> **Required work**
Will you extract the entries word for word? Images should not appear in the copy.
** Begin **
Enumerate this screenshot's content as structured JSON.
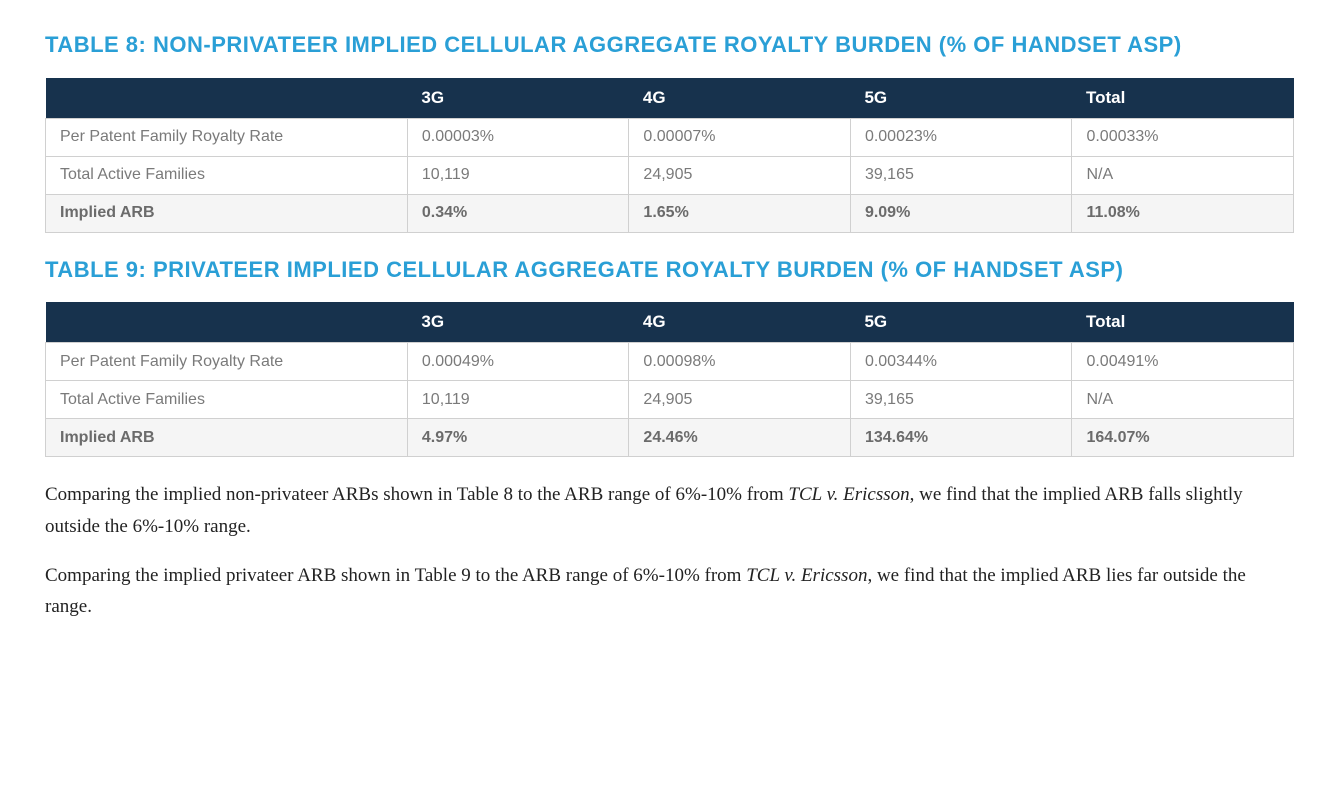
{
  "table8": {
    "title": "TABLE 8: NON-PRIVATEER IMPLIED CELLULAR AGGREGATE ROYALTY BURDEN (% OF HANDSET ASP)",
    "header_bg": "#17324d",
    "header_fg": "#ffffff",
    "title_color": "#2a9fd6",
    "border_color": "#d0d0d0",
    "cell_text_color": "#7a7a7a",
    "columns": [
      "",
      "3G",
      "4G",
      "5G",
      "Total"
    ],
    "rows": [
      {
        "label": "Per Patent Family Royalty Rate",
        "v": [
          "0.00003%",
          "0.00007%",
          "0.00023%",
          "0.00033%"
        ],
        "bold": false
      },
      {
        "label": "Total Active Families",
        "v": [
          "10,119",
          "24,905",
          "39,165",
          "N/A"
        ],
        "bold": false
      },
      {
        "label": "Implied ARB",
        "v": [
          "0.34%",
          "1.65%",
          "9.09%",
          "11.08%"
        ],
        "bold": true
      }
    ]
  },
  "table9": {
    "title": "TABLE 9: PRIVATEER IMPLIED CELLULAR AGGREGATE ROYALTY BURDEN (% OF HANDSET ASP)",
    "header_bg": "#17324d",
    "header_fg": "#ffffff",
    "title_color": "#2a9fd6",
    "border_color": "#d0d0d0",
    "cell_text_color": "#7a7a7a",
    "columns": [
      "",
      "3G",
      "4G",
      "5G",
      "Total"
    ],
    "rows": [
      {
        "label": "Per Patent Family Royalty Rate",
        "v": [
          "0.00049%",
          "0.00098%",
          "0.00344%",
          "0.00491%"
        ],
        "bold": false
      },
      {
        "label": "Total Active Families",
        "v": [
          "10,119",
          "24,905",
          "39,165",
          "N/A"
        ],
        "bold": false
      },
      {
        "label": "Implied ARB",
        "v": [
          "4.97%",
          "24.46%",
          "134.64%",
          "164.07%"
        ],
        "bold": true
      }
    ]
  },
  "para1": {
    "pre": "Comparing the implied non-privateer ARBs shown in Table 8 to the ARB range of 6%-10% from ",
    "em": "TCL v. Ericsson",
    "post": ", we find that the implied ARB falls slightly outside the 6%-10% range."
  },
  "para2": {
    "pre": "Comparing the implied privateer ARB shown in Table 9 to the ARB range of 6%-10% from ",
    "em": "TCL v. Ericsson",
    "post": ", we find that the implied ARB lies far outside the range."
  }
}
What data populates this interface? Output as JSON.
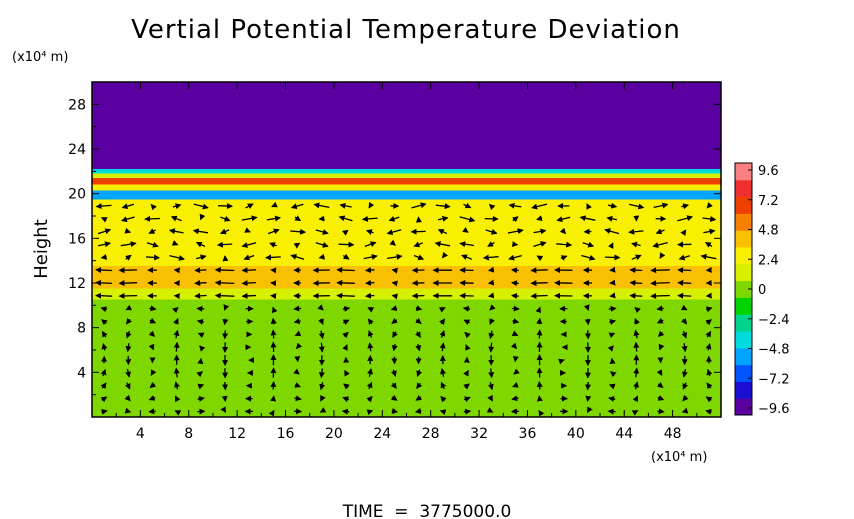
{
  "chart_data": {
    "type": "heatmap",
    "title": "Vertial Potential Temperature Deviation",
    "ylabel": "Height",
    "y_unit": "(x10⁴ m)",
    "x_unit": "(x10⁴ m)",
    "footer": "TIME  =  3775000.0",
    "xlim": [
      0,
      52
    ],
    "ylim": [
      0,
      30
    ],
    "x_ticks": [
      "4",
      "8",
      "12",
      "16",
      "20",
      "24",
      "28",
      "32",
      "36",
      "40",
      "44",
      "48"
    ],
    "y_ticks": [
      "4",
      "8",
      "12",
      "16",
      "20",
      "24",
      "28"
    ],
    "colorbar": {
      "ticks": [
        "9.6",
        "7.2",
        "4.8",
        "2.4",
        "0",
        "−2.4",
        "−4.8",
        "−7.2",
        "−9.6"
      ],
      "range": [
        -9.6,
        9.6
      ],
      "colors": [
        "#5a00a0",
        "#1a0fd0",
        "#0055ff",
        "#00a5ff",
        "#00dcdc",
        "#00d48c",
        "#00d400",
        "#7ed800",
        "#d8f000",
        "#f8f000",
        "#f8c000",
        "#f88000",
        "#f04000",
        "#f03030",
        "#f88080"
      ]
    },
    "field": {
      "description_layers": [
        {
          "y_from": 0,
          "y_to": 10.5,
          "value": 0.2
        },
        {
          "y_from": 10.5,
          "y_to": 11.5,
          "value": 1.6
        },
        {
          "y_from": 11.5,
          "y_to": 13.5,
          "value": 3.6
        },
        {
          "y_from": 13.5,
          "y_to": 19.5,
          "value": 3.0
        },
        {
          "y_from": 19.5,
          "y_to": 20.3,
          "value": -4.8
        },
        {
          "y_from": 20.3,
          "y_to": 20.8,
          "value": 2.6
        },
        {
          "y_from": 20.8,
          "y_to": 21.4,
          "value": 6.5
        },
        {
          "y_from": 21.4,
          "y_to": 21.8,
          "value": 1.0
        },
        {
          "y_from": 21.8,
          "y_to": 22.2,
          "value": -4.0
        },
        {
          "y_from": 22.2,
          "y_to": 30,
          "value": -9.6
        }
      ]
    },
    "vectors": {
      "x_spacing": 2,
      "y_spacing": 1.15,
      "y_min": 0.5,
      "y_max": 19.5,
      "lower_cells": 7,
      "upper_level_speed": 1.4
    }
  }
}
** End **
> **Right answer**
Enumerate this screenshot's content as structured JSON.
{
  "table8": {
    "title": "TABLE 8: NON-PRIVATEER IMPLIED CELLULAR AGGREGATE ROYALTY BURDEN (% OF HANDSET ASP)",
    "header_bg": "#17324d",
    "header_fg": "#ffffff",
    "title_color": "#2a9fd6",
    "border_color": "#d0d0d0",
    "cell_text_color": "#7a7a7a",
    "columns": [
      "",
      "3G",
      "4G",
      "5G",
      "Total"
    ],
    "rows": [
      {
        "label": "Per Patent Family Royalty Rate",
        "v": [
          "0.00003%",
          "0.00007%",
          "0.00023%",
          "0.00033%"
        ],
        "bold": false
      },
      {
        "label": "Total Active Families",
        "v": [
          "10,119",
          "24,905",
          "39,165",
          "N/A"
        ],
        "bold": false
      },
      {
        "label": "Implied ARB",
        "v": [
          "0.34%",
          "1.65%",
          "9.09%",
          "11.08%"
        ],
        "bold": true
      }
    ]
  },
  "table9": {
    "title": "TABLE 9: PRIVATEER IMPLIED CELLULAR AGGREGATE ROYALTY BURDEN (% OF HANDSET ASP)",
    "header_bg": "#17324d",
    "header_fg": "#ffffff",
    "title_color": "#2a9fd6",
    "border_color": "#d0d0d0",
    "cell_text_color": "#7a7a7a",
    "columns": [
      "",
      "3G",
      "4G",
      "5G",
      "Total"
    ],
    "rows": [
      {
        "label": "Per Patent Family Royalty Rate",
        "v": [
          "0.00049%",
          "0.00098%",
          "0.00344%",
          "0.00491%"
        ],
        "bold": false
      },
      {
        "label": "Total Active Families",
        "v": [
          "10,119",
          "24,905",
          "39,165",
          "N/A"
        ],
        "bold": false
      },
      {
        "label": "Implied ARB",
        "v": [
          "4.97%",
          "24.46%",
          "134.64%",
          "164.07%"
        ],
        "bold": true
      }
    ]
  },
  "para1": {
    "pre": "Comparing the implied non-privateer ARBs shown in Table 8 to the ARB range of 6%-10% from ",
    "em": "TCL v. Ericsson",
    "post": ", we find that the implied ARB falls slightly outside the 6%-10% range."
  },
  "para2": {
    "pre": "Comparing the implied privateer ARB shown in Table 9 to the ARB range of 6%-10% from ",
    "em": "TCL v. Ericsson",
    "post": ", we find that the implied ARB lies far outside the range."
  }
}
What data populates this interface? Output as JSON.
{
  "chart_data": {
    "type": "heatmap",
    "title": "Vertial Potential Temperature Deviation",
    "ylabel": "Height",
    "y_unit": "(x10⁴ m)",
    "x_unit": "(x10⁴ m)",
    "footer": "TIME  =  3775000.0",
    "xlim": [
      0,
      52
    ],
    "ylim": [
      0,
      30
    ],
    "x_ticks": [
      "4",
      "8",
      "12",
      "16",
      "20",
      "24",
      "28",
      "32",
      "36",
      "40",
      "44",
      "48"
    ],
    "y_ticks": [
      "4",
      "8",
      "12",
      "16",
      "20",
      "24",
      "28"
    ],
    "colorbar": {
      "ticks": [
        "9.6",
        "7.2",
        "4.8",
        "2.4",
        "0",
        "−2.4",
        "−4.8",
        "−7.2",
        "−9.6"
      ],
      "range": [
        -9.6,
        9.6
      ],
      "colors": [
        "#5a00a0",
        "#1a0fd0",
        "#0055ff",
        "#00a5ff",
        "#00dcdc",
        "#00d48c",
        "#00d400",
        "#7ed800",
        "#d8f000",
        "#f8f000",
        "#f8c000",
        "#f88000",
        "#f04000",
        "#f03030",
        "#f88080"
      ]
    },
    "field": {
      "description_layers": [
        {
          "y_from": 0,
          "y_to": 10.5,
          "value": 0.2
        },
        {
          "y_from": 10.5,
          "y_to": 11.5,
          "value": 1.6
        },
        {
          "y_from": 11.5,
          "y_to": 13.5,
          "value": 3.6
        },
        {
          "y_from": 13.5,
          "y_to": 19.5,
          "value": 3.0
        },
        {
          "y_from": 19.5,
          "y_to": 20.3,
          "value": -4.8
        },
        {
          "y_from": 20.3,
          "y_to": 20.8,
          "value": 2.6
        },
        {
          "y_from": 20.8,
          "y_to": 21.4,
          "value": 6.5
        },
        {
          "y_from": 21.4,
          "y_to": 21.8,
          "value": 1.0
        },
        {
          "y_from": 21.8,
          "y_to": 22.2,
          "value": -4.0
        },
        {
          "y_from": 22.2,
          "y_to": 30,
          "value": -9.6
        }
      ]
    },
    "vectors": {
      "x_spacing": 2,
      "y_spacing": 1.15,
      "y_min": 0.5,
      "y_max": 19.5,
      "lower_cells": 7,
      "upper_level_speed": 1.4
    }
  }
}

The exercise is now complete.